* Start Data entries *
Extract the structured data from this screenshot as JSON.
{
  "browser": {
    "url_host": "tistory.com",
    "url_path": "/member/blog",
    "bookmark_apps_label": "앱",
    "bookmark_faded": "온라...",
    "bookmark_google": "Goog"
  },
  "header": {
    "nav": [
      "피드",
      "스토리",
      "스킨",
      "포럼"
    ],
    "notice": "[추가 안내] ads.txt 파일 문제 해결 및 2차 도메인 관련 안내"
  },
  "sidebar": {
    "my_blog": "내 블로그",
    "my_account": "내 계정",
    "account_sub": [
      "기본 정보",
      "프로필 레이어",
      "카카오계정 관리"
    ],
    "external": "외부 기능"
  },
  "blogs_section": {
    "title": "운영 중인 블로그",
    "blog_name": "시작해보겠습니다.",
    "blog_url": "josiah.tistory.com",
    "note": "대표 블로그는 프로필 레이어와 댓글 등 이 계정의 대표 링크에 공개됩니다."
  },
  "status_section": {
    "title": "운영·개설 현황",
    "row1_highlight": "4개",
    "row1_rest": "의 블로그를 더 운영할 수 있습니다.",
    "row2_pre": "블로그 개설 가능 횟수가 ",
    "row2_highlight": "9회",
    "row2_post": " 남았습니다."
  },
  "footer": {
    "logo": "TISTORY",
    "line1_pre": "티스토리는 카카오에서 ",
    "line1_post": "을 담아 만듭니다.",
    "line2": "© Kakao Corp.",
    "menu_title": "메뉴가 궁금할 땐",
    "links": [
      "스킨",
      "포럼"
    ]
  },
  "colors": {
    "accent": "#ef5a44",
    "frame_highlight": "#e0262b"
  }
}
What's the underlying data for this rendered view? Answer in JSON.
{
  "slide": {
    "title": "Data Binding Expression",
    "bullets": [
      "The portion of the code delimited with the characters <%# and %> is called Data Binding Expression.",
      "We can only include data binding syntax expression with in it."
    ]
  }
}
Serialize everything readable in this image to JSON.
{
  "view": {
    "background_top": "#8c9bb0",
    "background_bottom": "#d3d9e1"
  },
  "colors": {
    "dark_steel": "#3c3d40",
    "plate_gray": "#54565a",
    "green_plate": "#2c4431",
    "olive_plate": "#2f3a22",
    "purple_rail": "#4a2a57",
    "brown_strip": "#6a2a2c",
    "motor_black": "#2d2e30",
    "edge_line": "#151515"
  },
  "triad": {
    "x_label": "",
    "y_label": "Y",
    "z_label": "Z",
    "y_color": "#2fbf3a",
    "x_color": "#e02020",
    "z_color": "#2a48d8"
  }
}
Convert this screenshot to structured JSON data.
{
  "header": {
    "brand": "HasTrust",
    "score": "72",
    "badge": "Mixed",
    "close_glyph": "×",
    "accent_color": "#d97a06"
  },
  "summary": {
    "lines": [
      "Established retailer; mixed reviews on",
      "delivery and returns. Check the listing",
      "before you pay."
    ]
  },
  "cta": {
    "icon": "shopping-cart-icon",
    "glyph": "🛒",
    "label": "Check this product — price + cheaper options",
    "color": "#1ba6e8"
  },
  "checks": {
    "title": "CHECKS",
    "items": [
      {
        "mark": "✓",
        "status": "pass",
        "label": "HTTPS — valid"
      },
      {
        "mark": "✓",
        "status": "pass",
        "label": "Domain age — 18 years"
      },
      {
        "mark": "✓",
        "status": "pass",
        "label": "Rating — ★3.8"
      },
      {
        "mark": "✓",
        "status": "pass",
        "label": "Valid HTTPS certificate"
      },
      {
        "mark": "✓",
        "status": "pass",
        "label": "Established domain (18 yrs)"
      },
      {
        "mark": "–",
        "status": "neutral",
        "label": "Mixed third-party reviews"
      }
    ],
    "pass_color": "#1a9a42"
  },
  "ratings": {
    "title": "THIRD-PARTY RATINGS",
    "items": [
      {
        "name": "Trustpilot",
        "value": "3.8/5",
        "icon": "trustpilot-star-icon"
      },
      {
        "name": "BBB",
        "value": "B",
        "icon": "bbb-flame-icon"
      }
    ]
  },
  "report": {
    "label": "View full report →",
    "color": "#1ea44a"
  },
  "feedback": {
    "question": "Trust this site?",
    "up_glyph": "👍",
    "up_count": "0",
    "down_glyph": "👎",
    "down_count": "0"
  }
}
* End Data entries *
Please output every record, keeping each line exact.

Extract the structured data from this screenshot as JSON.
{
  "browser": {
    "url_host": "tistory.com",
    "url_path": "/member/blog",
    "bookmark_apps_label": "앱",
    "bookmark_faded": "온라...",
    "bookmark_google": "Goog"
  },
  "header": {
    "nav": [
      "피드",
      "스토리",
      "스킨",
      "포럼"
    ],
    "notice": "[추가 안내] ads.txt 파일 문제 해결 및 2차 도메인 관련 안내"
  },
  "sidebar": {
    "my_blog": "내 블로그",
    "my_account": "내 계정",
    "account_sub": [
      "기본 정보",
      "프로필 레이어",
      "카카오계정 관리"
    ],
    "external": "외부 기능"
  },
  "blogs_section": {
    "title": "운영 중인 블로그",
    "blog_name": "시작해보겠습니다.",
    "blog_url": "josiah.tistory.com",
    "note": "대표 블로그는 프로필 레이어와 댓글 등 이 계정의 대표 링크에 공개됩니다."
  },
  "status_section": {
    "title": "운영·개설 현황",
    "row1_highlight": "4개",
    "row1_rest": "의 블로그를 더 운영할 수 있습니다.",
    "row2_pre": "블로그 개설 가능 횟수가 ",
    "row2_highlight": "9회",
    "row2_post": " 남았습니다."
  },
  "footer": {
    "logo": "TISTORY",
    "line1_pre": "티스토리는 카카오에서 ",
    "line1_post": "을 담아 만듭니다.",
    "line2": "© Kakao Corp.",
    "menu_title": "메뉴가 궁금할 땐",
    "links": [
      "스킨",
      "포럼"
    ]
  },
  "colors": {
    "accent": "#ef5a44",
    "frame_highlight": "#e0262b"
  }
}
What's the underlying data for this rendered view? Answer in JSON.
{
  "slide": {
    "title": "Data Binding Expression",
    "bullets": [
      "The portion of the code delimited with the characters <%# and %> is called Data Binding Expression.",
      "We can only include data binding syntax expression with in it."
    ]
  }
}
Serialize everything readable in this image to JSON.
{
  "view": {
    "background_top": "#8c9bb0",
    "background_bottom": "#d3d9e1"
  },
  "colors": {
    "dark_steel": "#3c3d40",
    "plate_gray": "#54565a",
    "green_plate": "#2c4431",
    "olive_plate": "#2f3a22",
    "purple_rail": "#4a2a57",
    "brown_strip": "#6a2a2c",
    "motor_black": "#2d2e30",
    "edge_line": "#151515"
  },
  "triad": {
    "x_label": "",
    "y_label": "Y",
    "z_label": "Z",
    "y_color": "#2fbf3a",
    "x_color": "#e02020",
    "z_color": "#2a48d8"
  }
}
Convert this screenshot to structured JSON data.
{
  "header": {
    "brand": "HasTrust",
    "score": "72",
    "badge": "Mixed",
    "close_glyph": "×",
    "accent_color": "#d97a06"
  },
  "summary": {
    "lines": [
      "Established retailer; mixed reviews on",
      "delivery and returns. Check the listing",
      "before you pay."
    ]
  },
  "cta": {
    "icon": "shopping-cart-icon",
    "glyph": "🛒",
    "label": "Check this product — price + cheaper options",
    "color": "#1ba6e8"
  },
  "checks": {
    "title": "CHECKS",
    "items": [
      {
        "mark": "✓",
        "status": "pass",
        "label": "HTTPS — valid"
      },
      {
        "mark": "✓",
        "status": "pass",
        "label": "Domain age — 18 years"
      },
      {
        "mark": "✓",
        "status": "pass",
        "label": "Rating — ★3.8"
      },
      {
        "mark": "✓",
        "status": "pass",
        "label": "Valid HTTPS certificate"
      },
      {
        "mark": "✓",
        "status": "pass",
        "label": "Established domain (18 yrs)"
      },
      {
        "mark": "–",
        "status": "neutral",
        "label": "Mixed third-party reviews"
      }
    ],
    "pass_color": "#1a9a42"
  },
  "ratings": {
    "title": "THIRD-PARTY RATINGS",
    "items": [
      {
        "name": "Trustpilot",
        "value": "3.8/5",
        "icon": "trustpilot-star-icon"
      },
      {
        "name": "BBB",
        "value": "B",
        "icon": "bbb-flame-icon"
      }
    ]
  },
  "report": {
    "label": "View full report →",
    "color": "#1ea44a"
  },
  "feedback": {
    "question": "Trust this site?",
    "up_glyph": "👍",
    "up_count": "0",
    "down_glyph": "👎",
    "down_count": "0"
  }
}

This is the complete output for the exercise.